Problem: Give the listing again character for character, but drop the images.

(Data records)
==============================
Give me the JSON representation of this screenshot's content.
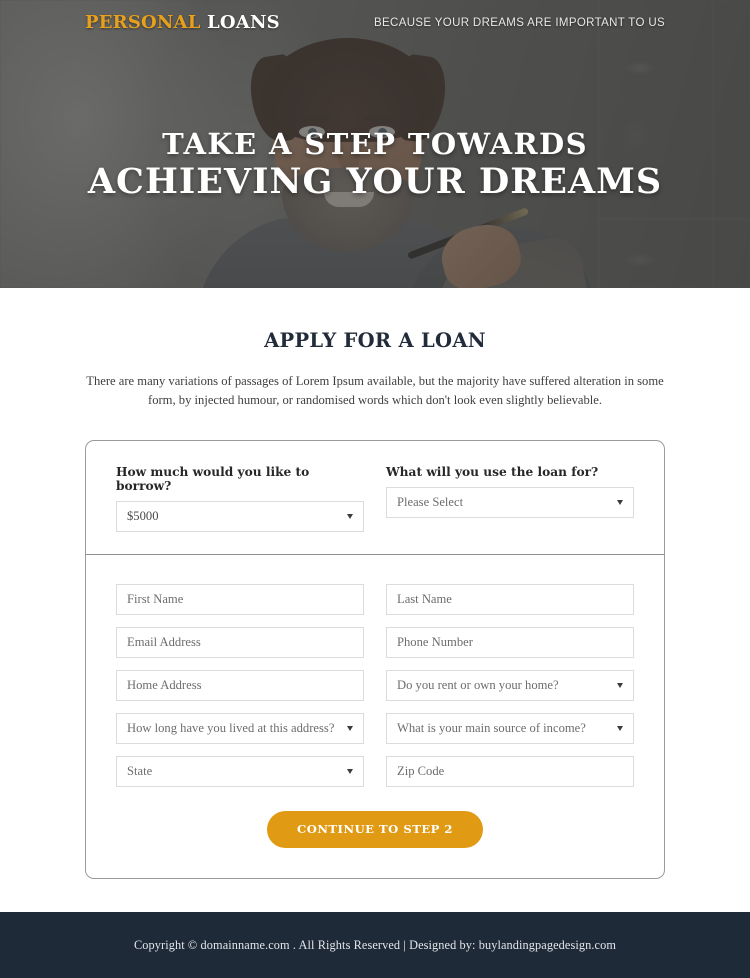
{
  "colors": {
    "brand_orange": "#e8a01c",
    "cta_orange": "#e09a14",
    "footer_navy": "#1f2a38",
    "heading_navy": "#222b3a"
  },
  "header": {
    "logo_primary": "PERSONAL",
    "logo_secondary": "LOANS",
    "tagline": "BECAUSE YOUR DREAMS ARE IMPORTANT TO US"
  },
  "hero": {
    "headline_line1": "TAKE A STEP TOWARDS",
    "headline_line2": "ACHIEVING YOUR DREAMS"
  },
  "main": {
    "title": "APPLY FOR A LOAN",
    "subtitle": "There are many variations of passages of Lorem Ipsum available, but the majority have suffered alteration in some form, by injected humour, or randomised words which don't look even slightly believable."
  },
  "form": {
    "step1": {
      "amount_label": "How much would you like to borrow?",
      "amount_value": "$5000",
      "purpose_label": "What will you use the loan for?",
      "purpose_value": "Please Select"
    },
    "fields": {
      "first_name": "First Name",
      "last_name": "Last Name",
      "email": "Email Address",
      "phone": "Phone Number",
      "home_address": "Home Address",
      "rent_or_own": "Do you rent or own your home?",
      "time_at_address": "How long have you lived at this address?",
      "income_source": "What is your main source of income?",
      "state": "State",
      "zip": "Zip Code"
    },
    "cta_label": "CONTINUE TO STEP 2"
  },
  "footer": {
    "text": "Copyright © domainname.com . All Rights Reserved | Designed by: buylandingpagedesign.com"
  }
}
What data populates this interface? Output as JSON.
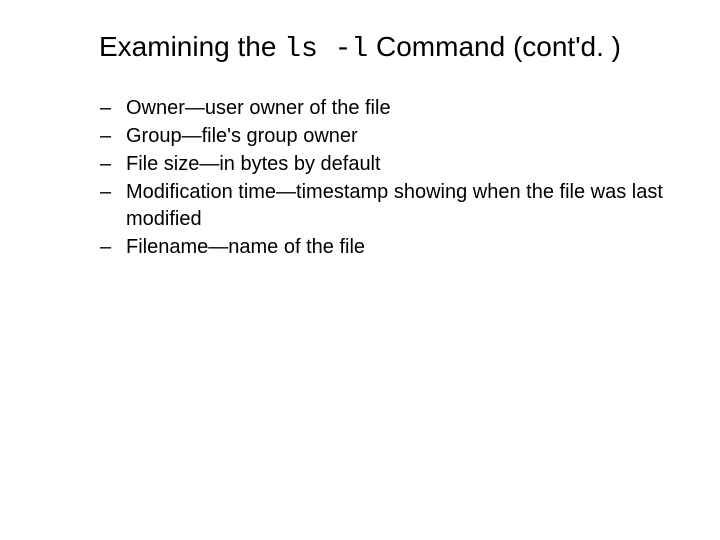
{
  "title": {
    "prefix": "Examining the ",
    "command": "ls -l",
    "suffix": " Command (cont'd. )"
  },
  "bullets": [
    "Owner—user owner of the file",
    "Group—file's group owner",
    "File size—in bytes by default",
    "Modification time—timestamp showing when the file was last modified",
    "Filename—name of the file"
  ],
  "dash": "–"
}
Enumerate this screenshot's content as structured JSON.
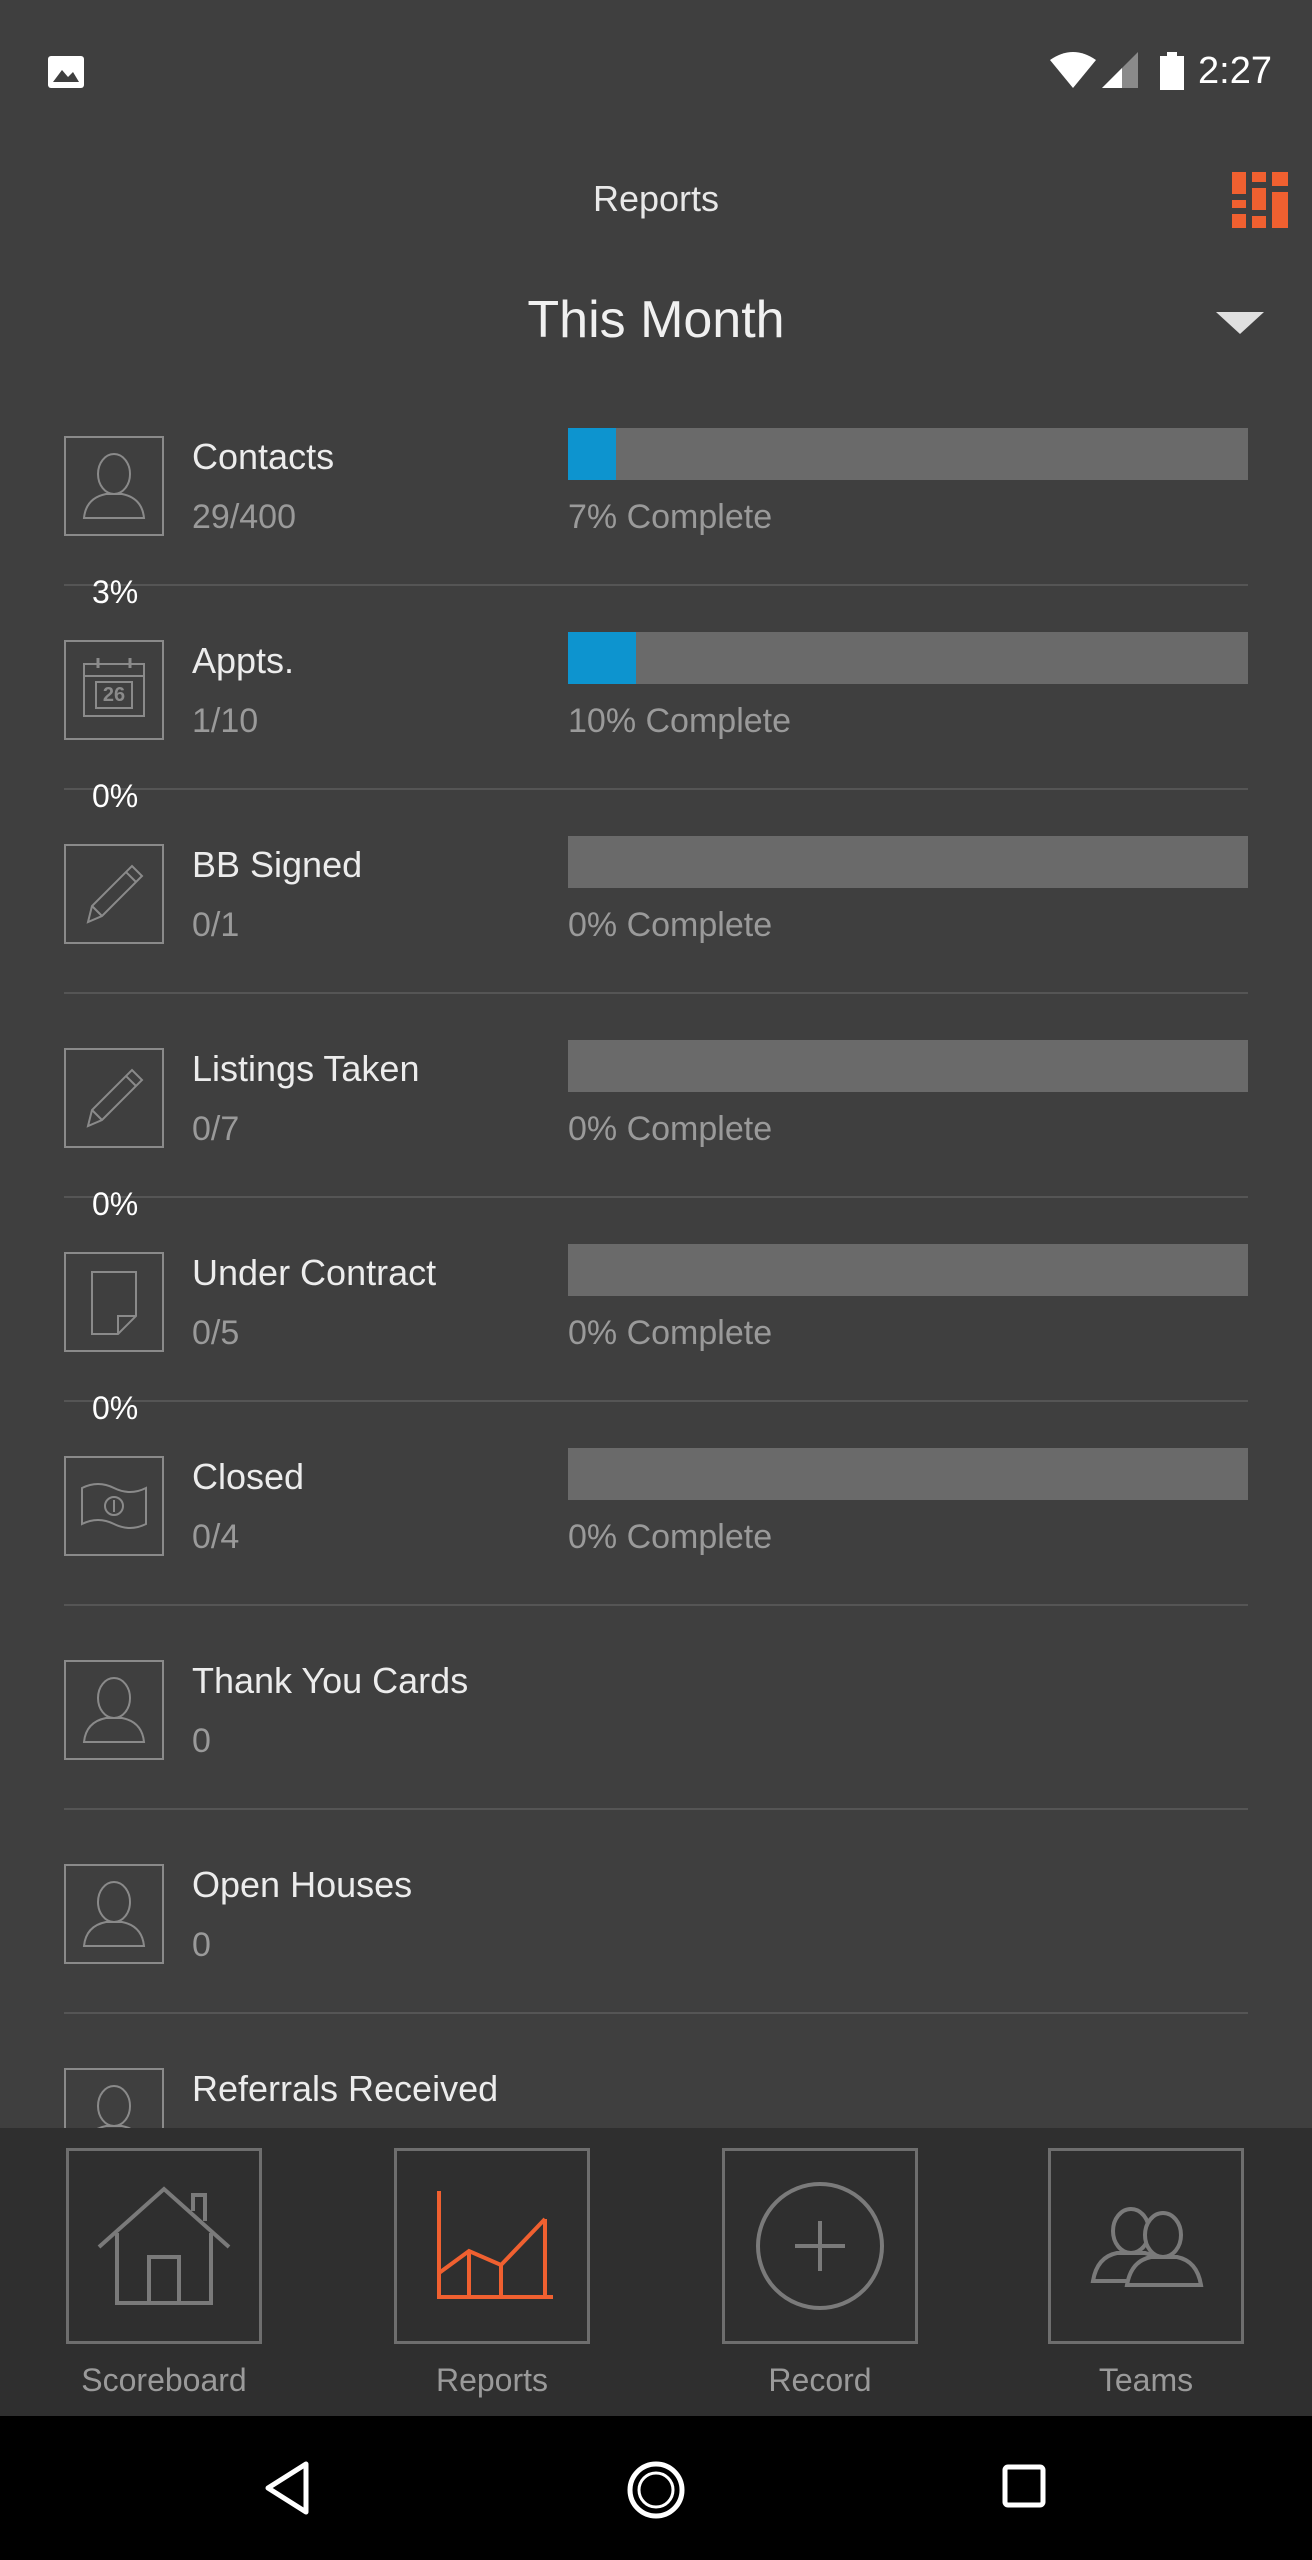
{
  "status_bar": {
    "time": "2:27"
  },
  "header": {
    "title": "Reports",
    "period": "This Month"
  },
  "metrics": [
    {
      "label": "Contacts",
      "value": "29/400",
      "progress": 0.07,
      "complete_text": "7% Complete",
      "icon": "person-icon"
    },
    {
      "badge": "3%",
      "label": "Appts.",
      "value": "1/10",
      "progress": 0.1,
      "complete_text": "10% Complete",
      "icon": "calendar-icon",
      "calendar_day": "26"
    },
    {
      "badge": "0%",
      "label": "BB Signed",
      "value": "0/1",
      "progress": 0,
      "complete_text": "0% Complete",
      "icon": "pencil-icon"
    },
    {
      "label": "Listings Taken",
      "value": "0/7",
      "progress": 0,
      "complete_text": "0% Complete",
      "icon": "pencil-icon"
    },
    {
      "badge": "0%",
      "label": "Under Contract",
      "value": "0/5",
      "progress": 0,
      "complete_text": "0% Complete",
      "icon": "document-icon"
    },
    {
      "badge": "0%",
      "label": "Closed",
      "value": "0/4",
      "progress": 0,
      "complete_text": "0% Complete",
      "icon": "money-icon"
    },
    {
      "label": "Thank You Cards",
      "value": "0",
      "icon": "person-icon"
    },
    {
      "label": "Open Houses",
      "value": "0",
      "icon": "person-icon"
    },
    {
      "label": "Referrals Received",
      "icon": "person-icon"
    }
  ],
  "bottom_nav": [
    {
      "label": "Scoreboard",
      "icon": "home-icon",
      "active": false
    },
    {
      "label": "Reports",
      "icon": "chart-icon",
      "active": true
    },
    {
      "label": "Record",
      "icon": "plus-circle-icon",
      "active": false
    },
    {
      "label": "Teams",
      "icon": "people-icon",
      "active": false
    }
  ],
  "colors": {
    "accent": "#f06030",
    "progress": "#0d94cf",
    "background": "#3f3f3f",
    "nav_background": "#2f2f2f"
  }
}
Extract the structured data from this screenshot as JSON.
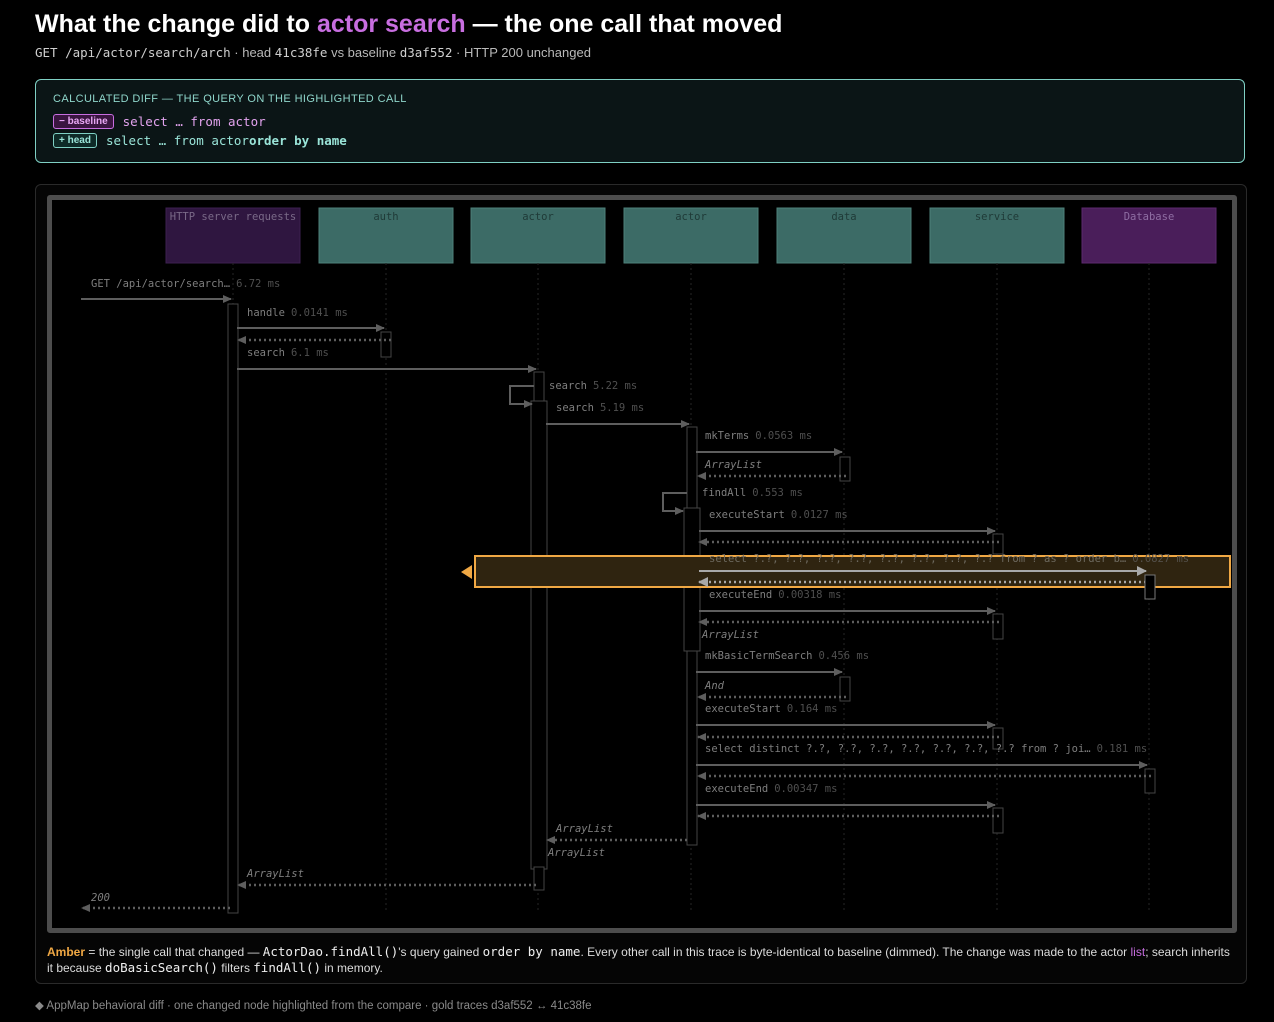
==============================
Answer to this problem:
Give me the JSON representation of this screenshot's content.
{
  "colors": {
    "brand_orange": "#e8a01c",
    "cta_orange": "#e09a14",
    "footer_navy": "#1f2a38",
    "heading_navy": "#222b3a"
  },
  "header": {
    "logo_primary": "PERSONAL",
    "logo_secondary": "LOANS",
    "tagline": "BECAUSE YOUR DREAMS ARE IMPORTANT TO US"
  },
  "hero": {
    "headline_line1": "TAKE A STEP TOWARDS",
    "headline_line2": "ACHIEVING YOUR DREAMS"
  },
  "main": {
    "title": "APPLY FOR A LOAN",
    "subtitle": "There are many variations of passages of Lorem Ipsum available, but the majority have suffered alteration in some form, by injected humour, or randomised words which don't look even slightly believable."
  },
  "form": {
    "step1": {
      "amount_label": "How much would you like to borrow?",
      "amount_value": "$5000",
      "purpose_label": "What will you use the loan for?",
      "purpose_value": "Please Select"
    },
    "fields": {
      "first_name": "First Name",
      "last_name": "Last Name",
      "email": "Email Address",
      "phone": "Phone Number",
      "home_address": "Home Address",
      "rent_or_own": "Do you rent or own your home?",
      "time_at_address": "How long have you lived at this address?",
      "income_source": "What is your main source of income?",
      "state": "State",
      "zip": "Zip Code"
    },
    "cta_label": "CONTINUE TO STEP 2"
  },
  "footer": {
    "text": "Copyright © domainname.com . All Rights Reserved | Designed by: buylandingpagedesign.com"
  }
}
What data populates this interface? Output as JSON.
{
  "title": {
    "prefix": "Examining the ",
    "command": "ls -l",
    "suffix": " Command (cont'd. )"
  },
  "bullets": [
    "Owner—user owner of the file",
    "Group—file's group owner",
    "File size—in bytes by default",
    "Modification time—timestamp showing when the file was last modified",
    "Filename—name of the file"
  ],
  "dash": "–"
}
Enumerate this screenshot's content as structured JSON.
{
  "status_bar": {
    "time": "2:27"
  },
  "header": {
    "title": "Reports",
    "period": "This Month"
  },
  "metrics": [
    {
      "label": "Contacts",
      "value": "29/400",
      "progress": 0.07,
      "complete_text": "7% Complete",
      "icon": "person-icon"
    },
    {
      "badge": "3%",
      "label": "Appts.",
      "value": "1/10",
      "progress": 0.1,
      "complete_text": "10% Complete",
      "icon": "calendar-icon",
      "calendar_day": "26"
    },
    {
      "badge": "0%",
      "label": "BB Signed",
      "value": "0/1",
      "progress": 0,
      "complete_text": "0% Complete",
      "icon": "pencil-icon"
    },
    {
      "label": "Listings Taken",
      "value": "0/7",
      "progress": 0,
      "complete_text": "0% Complete",
      "icon": "pencil-icon"
    },
    {
      "badge": "0%",
      "label": "Under Contract",
      "value": "0/5",
      "progress": 0,
      "complete_text": "0% Complete",
      "icon": "document-icon"
    },
    {
      "badge": "0%",
      "label": "Closed",
      "value": "0/4",
      "progress": 0,
      "complete_text": "0% Complete",
      "icon": "money-icon"
    },
    {
      "label": "Thank You Cards",
      "value": "0",
      "icon": "person-icon"
    },
    {
      "label": "Open Houses",
      "value": "0",
      "icon": "person-icon"
    },
    {
      "label": "Referrals Received",
      "icon": "person-icon"
    }
  ],
  "bottom_nav": [
    {
      "label": "Scoreboard",
      "icon": "home-icon",
      "active": false
    },
    {
      "label": "Reports",
      "icon": "chart-icon",
      "active": true
    },
    {
      "label": "Record",
      "icon": "plus-circle-icon",
      "active": false
    },
    {
      "label": "Teams",
      "icon": "people-icon",
      "active": false
    }
  ],
  "colors": {
    "accent": "#f06030",
    "progress": "#0d94cf",
    "background": "#3f3f3f",
    "nav_background": "#2f2f2f"
  }
}
Extract the structured data from this screenshot as JSON.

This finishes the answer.